___ Material provided

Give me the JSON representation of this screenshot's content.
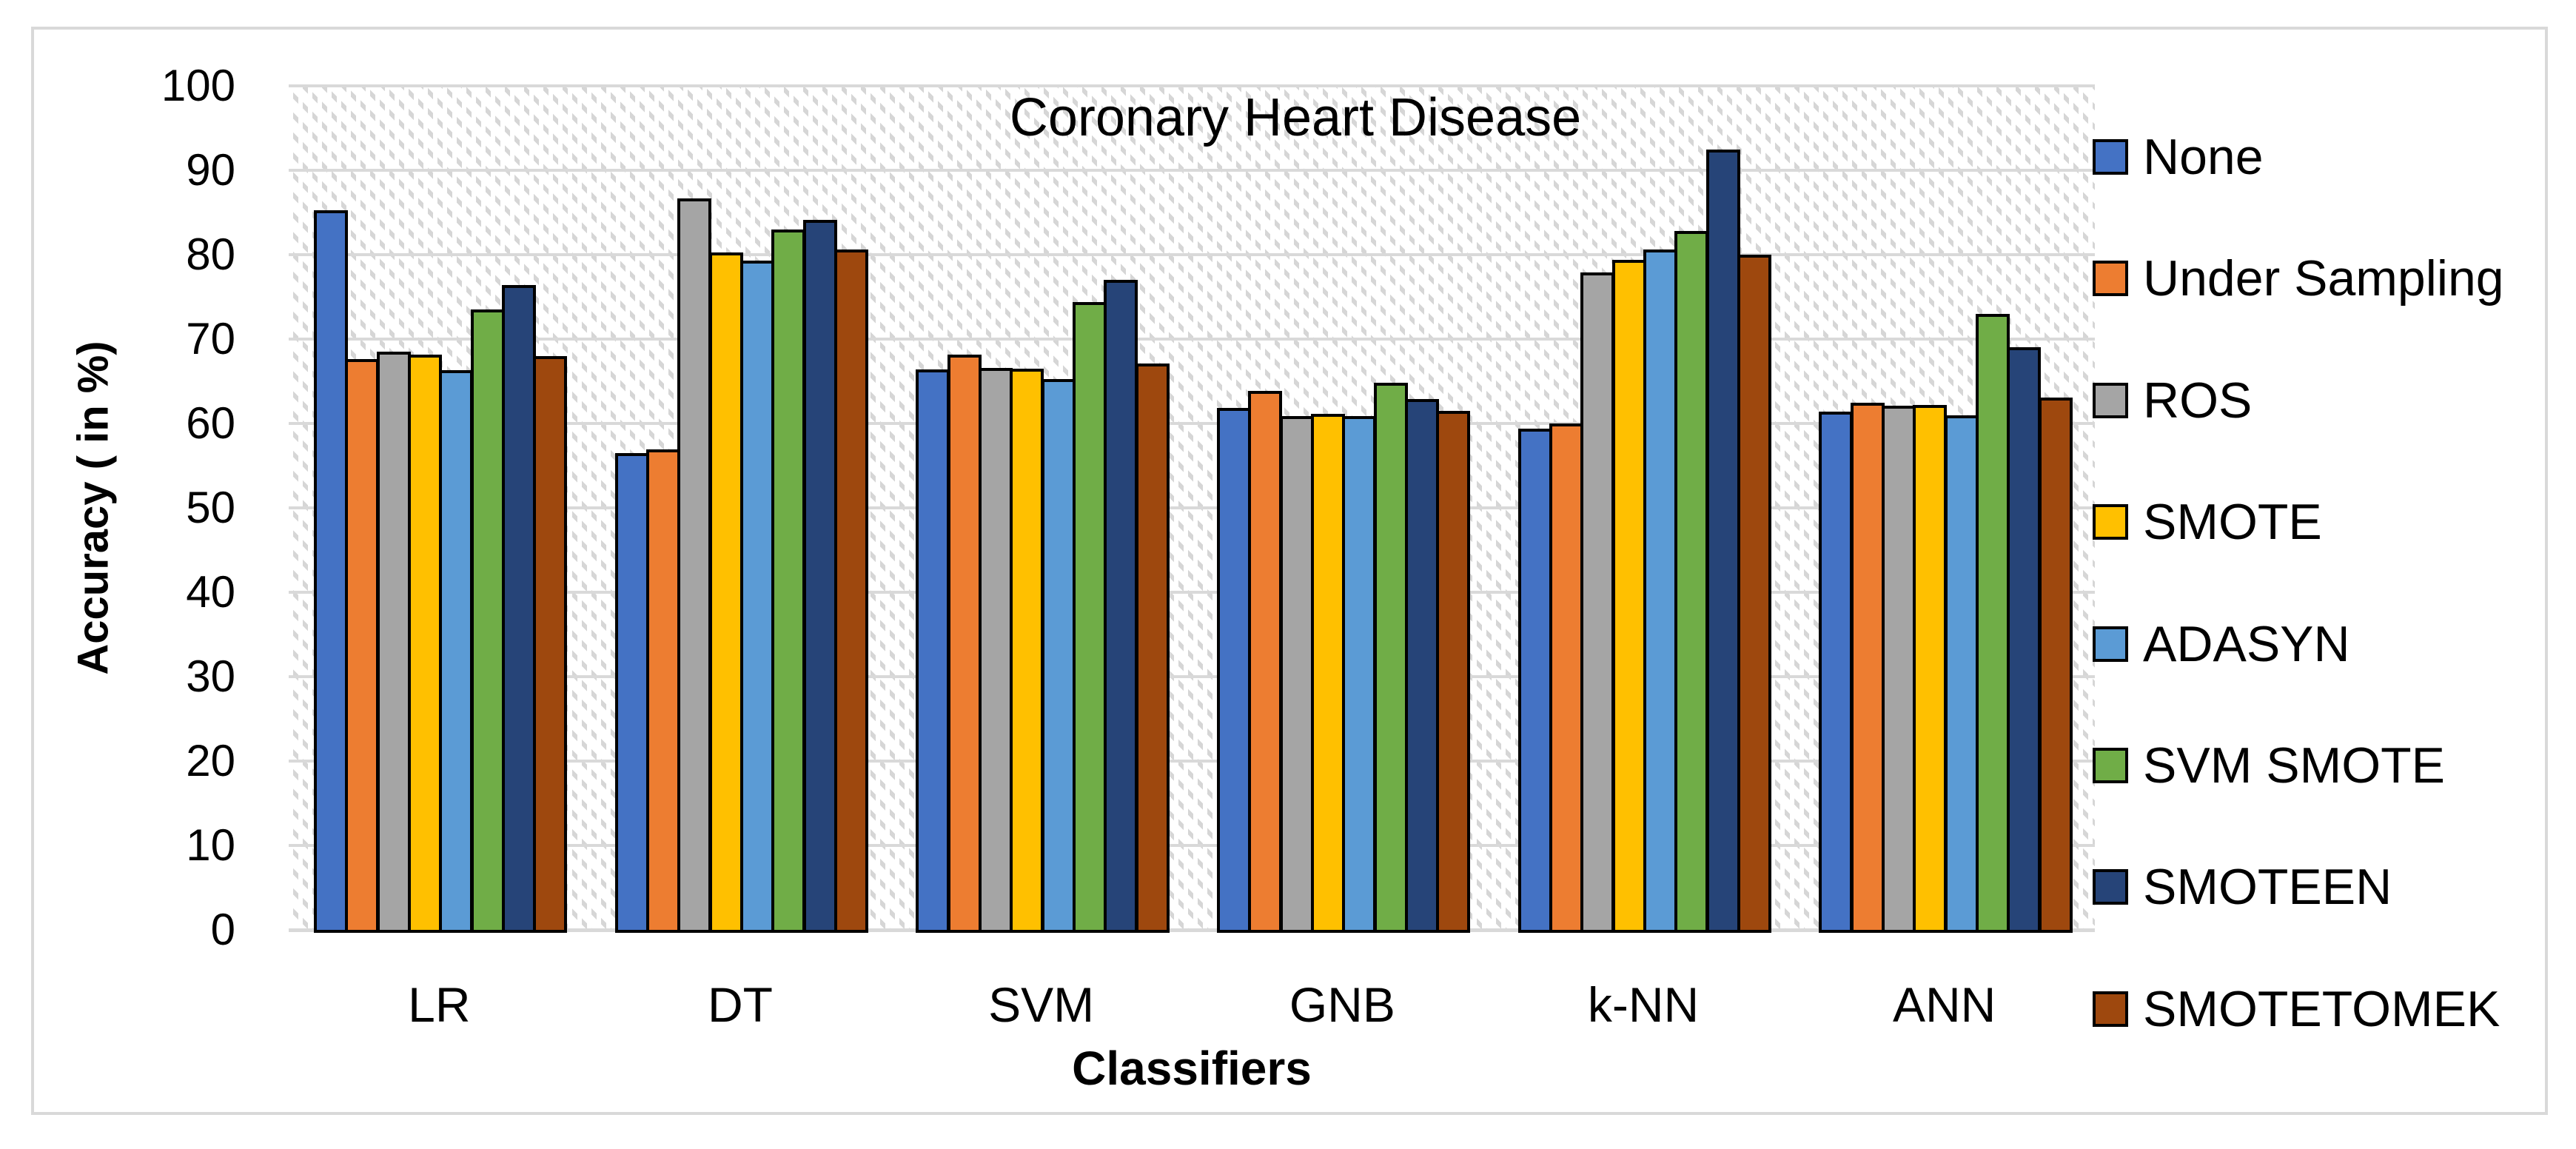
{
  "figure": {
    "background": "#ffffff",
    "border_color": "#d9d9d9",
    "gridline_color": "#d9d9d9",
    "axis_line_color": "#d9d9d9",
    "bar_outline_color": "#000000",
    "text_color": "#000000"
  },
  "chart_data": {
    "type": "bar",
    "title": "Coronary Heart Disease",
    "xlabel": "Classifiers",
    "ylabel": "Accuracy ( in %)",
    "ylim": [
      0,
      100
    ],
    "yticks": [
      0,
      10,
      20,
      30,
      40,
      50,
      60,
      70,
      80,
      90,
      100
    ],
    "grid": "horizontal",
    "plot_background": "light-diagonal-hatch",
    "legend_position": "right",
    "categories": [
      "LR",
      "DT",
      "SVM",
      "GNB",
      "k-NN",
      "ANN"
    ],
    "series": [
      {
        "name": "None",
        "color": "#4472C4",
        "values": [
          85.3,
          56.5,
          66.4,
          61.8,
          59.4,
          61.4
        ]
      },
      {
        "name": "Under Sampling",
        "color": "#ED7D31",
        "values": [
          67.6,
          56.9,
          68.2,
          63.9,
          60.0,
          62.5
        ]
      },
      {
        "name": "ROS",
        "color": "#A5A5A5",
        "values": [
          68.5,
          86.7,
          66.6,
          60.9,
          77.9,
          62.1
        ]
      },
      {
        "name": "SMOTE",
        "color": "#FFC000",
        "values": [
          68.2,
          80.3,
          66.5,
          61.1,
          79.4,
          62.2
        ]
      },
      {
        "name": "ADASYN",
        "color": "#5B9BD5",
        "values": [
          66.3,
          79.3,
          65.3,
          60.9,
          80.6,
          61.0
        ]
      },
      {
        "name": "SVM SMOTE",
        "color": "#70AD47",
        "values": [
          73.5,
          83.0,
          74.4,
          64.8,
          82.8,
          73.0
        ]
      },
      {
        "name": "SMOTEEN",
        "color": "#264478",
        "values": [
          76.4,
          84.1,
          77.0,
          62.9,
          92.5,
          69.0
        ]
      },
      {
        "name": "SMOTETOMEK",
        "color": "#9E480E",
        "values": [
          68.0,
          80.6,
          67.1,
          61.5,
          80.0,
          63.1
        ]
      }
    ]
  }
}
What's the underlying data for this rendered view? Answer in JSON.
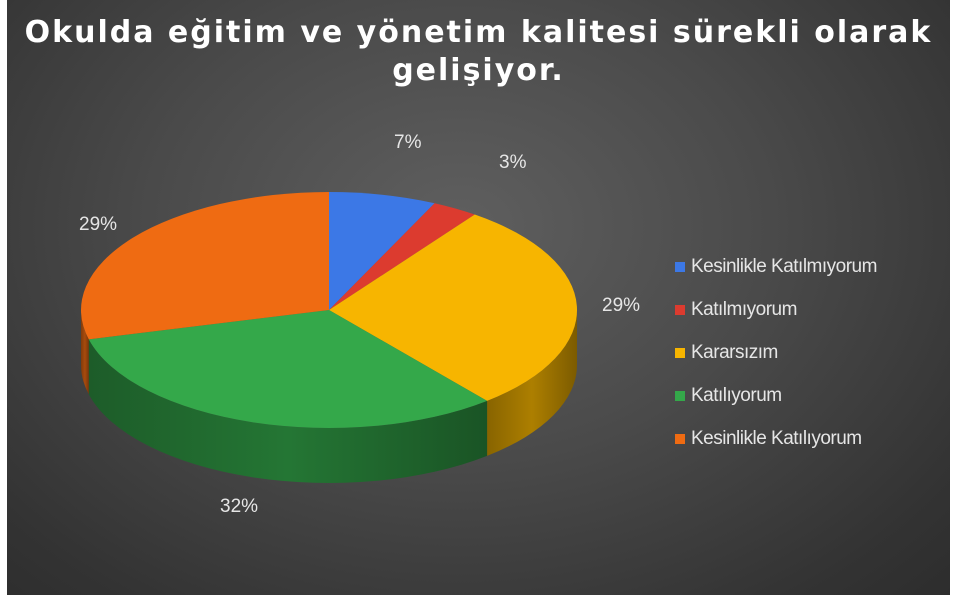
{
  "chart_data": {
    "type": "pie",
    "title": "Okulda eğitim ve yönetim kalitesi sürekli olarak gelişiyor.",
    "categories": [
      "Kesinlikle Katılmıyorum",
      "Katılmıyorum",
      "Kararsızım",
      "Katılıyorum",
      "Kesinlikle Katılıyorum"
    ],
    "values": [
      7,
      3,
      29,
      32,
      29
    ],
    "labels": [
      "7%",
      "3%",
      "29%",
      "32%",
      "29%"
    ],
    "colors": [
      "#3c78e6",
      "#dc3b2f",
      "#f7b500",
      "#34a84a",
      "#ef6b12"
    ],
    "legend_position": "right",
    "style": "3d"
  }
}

______

Each line of the data should be quoted exactly, with pictures left out.

- **Solution for this problem**
Give me the JSON representation of this screenshot's content.
{
  "figure": {
    "background": "#ffffff",
    "border_color": "#d9d9d9",
    "gridline_color": "#d9d9d9",
    "axis_line_color": "#d9d9d9",
    "bar_outline_color": "#000000",
    "text_color": "#000000"
  },
  "chart_data": {
    "type": "bar",
    "title": "Coronary Heart Disease",
    "xlabel": "Classifiers",
    "ylabel": "Accuracy ( in %)",
    "ylim": [
      0,
      100
    ],
    "yticks": [
      0,
      10,
      20,
      30,
      40,
      50,
      60,
      70,
      80,
      90,
      100
    ],
    "grid": "horizontal",
    "plot_background": "light-diagonal-hatch",
    "legend_position": "right",
    "categories": [
      "LR",
      "DT",
      "SVM",
      "GNB",
      "k-NN",
      "ANN"
    ],
    "series": [
      {
        "name": "None",
        "color": "#4472C4",
        "values": [
          85.3,
          56.5,
          66.4,
          61.8,
          59.4,
          61.4
        ]
      },
      {
        "name": "Under Sampling",
        "color": "#ED7D31",
        "values": [
          67.6,
          56.9,
          68.2,
          63.9,
          60.0,
          62.5
        ]
      },
      {
        "name": "ROS",
        "color": "#A5A5A5",
        "values": [
          68.5,
          86.7,
          66.6,
          60.9,
          77.9,
          62.1
        ]
      },
      {
        "name": "SMOTE",
        "color": "#FFC000",
        "values": [
          68.2,
          80.3,
          66.5,
          61.1,
          79.4,
          62.2
        ]
      },
      {
        "name": "ADASYN",
        "color": "#5B9BD5",
        "values": [
          66.3,
          79.3,
          65.3,
          60.9,
          80.6,
          61.0
        ]
      },
      {
        "name": "SVM SMOTE",
        "color": "#70AD47",
        "values": [
          73.5,
          83.0,
          74.4,
          64.8,
          82.8,
          73.0
        ]
      },
      {
        "name": "SMOTEEN",
        "color": "#264478",
        "values": [
          76.4,
          84.1,
          77.0,
          62.9,
          92.5,
          69.0
        ]
      },
      {
        "name": "SMOTETOMEK",
        "color": "#9E480E",
        "values": [
          68.0,
          80.6,
          67.1,
          61.5,
          80.0,
          63.1
        ]
      }
    ]
  }
}
What's the underlying data for this rendered view? Answer in JSON.
{
  "chart_data": {
    "type": "pie",
    "title": "Okulda eğitim ve yönetim kalitesi sürekli olarak gelişiyor.",
    "categories": [
      "Kesinlikle Katılmıyorum",
      "Katılmıyorum",
      "Kararsızım",
      "Katılıyorum",
      "Kesinlikle Katılıyorum"
    ],
    "values": [
      7,
      3,
      29,
      32,
      29
    ],
    "labels": [
      "7%",
      "3%",
      "29%",
      "32%",
      "29%"
    ],
    "colors": [
      "#3c78e6",
      "#dc3b2f",
      "#f7b500",
      "#34a84a",
      "#ef6b12"
    ],
    "legend_position": "right",
    "style": "3d"
  }
}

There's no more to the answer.